### [INPUT MATERIAL]
↓↓↓

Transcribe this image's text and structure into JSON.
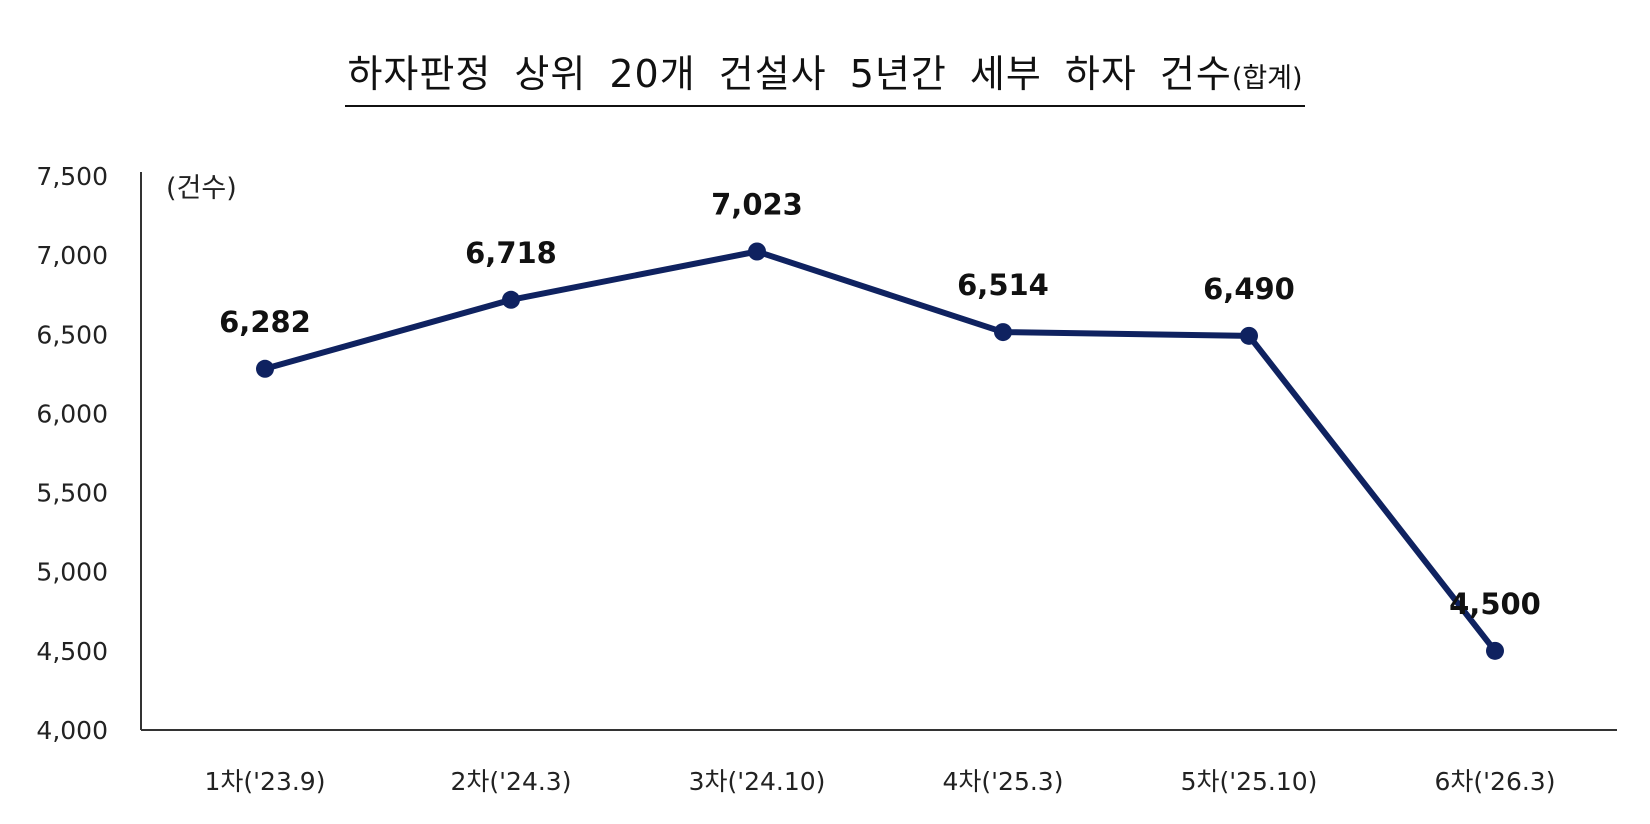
{
  "chart_data": {
    "type": "line",
    "title": "하자판정 상위 20개 건설사 5년간 세부 하자 건수",
    "title_suffix": "(합계)",
    "ylabel": "(건수)",
    "xlabel": "",
    "categories": [
      "1차('23.9)",
      "2차('24.3)",
      "3차('24.10)",
      "4차('25.3)",
      "5차('25.10)",
      "6차('26.3)"
    ],
    "series": [
      {
        "values": [
          6282,
          6718,
          7023,
          6514,
          6490,
          4500
        ],
        "value_labels": [
          "6,282",
          "6,718",
          "7,023",
          "6,514",
          "6,490",
          "4,500"
        ],
        "color": "#0f2260",
        "marker": "circle"
      }
    ],
    "ylim": [
      4000,
      7500
    ],
    "yticks": [
      4000,
      4500,
      5000,
      5500,
      6000,
      6500,
      7000,
      7500
    ],
    "ytick_labels": [
      "4,000",
      "4,500",
      "5,000",
      "5,500",
      "6,000",
      "6,500",
      "7,000",
      "7,500"
    ],
    "grid": false,
    "legend": "none",
    "axis_color": "#333333"
  }
}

↑↑↑

### [WHAT THE TASK REQUIRES]
Without including any pictures, print each record exactly.

### [OUTPUT FOR THIS TASK]
Transcribe this image's text and structure into JSON.
{
  "chart_data": {
    "type": "line",
    "title": "하자판정 상위 20개 건설사 5년간 세부 하자 건수",
    "title_suffix": "(합계)",
    "ylabel": "(건수)",
    "xlabel": "",
    "categories": [
      "1차('23.9)",
      "2차('24.3)",
      "3차('24.10)",
      "4차('25.3)",
      "5차('25.10)",
      "6차('26.3)"
    ],
    "series": [
      {
        "values": [
          6282,
          6718,
          7023,
          6514,
          6490,
          4500
        ],
        "value_labels": [
          "6,282",
          "6,718",
          "7,023",
          "6,514",
          "6,490",
          "4,500"
        ],
        "color": "#0f2260",
        "marker": "circle"
      }
    ],
    "ylim": [
      4000,
      7500
    ],
    "yticks": [
      4000,
      4500,
      5000,
      5500,
      6000,
      6500,
      7000,
      7500
    ],
    "ytick_labels": [
      "4,000",
      "4,500",
      "5,000",
      "5,500",
      "6,000",
      "6,500",
      "7,000",
      "7,500"
    ],
    "grid": false,
    "legend": "none",
    "axis_color": "#333333"
  }
}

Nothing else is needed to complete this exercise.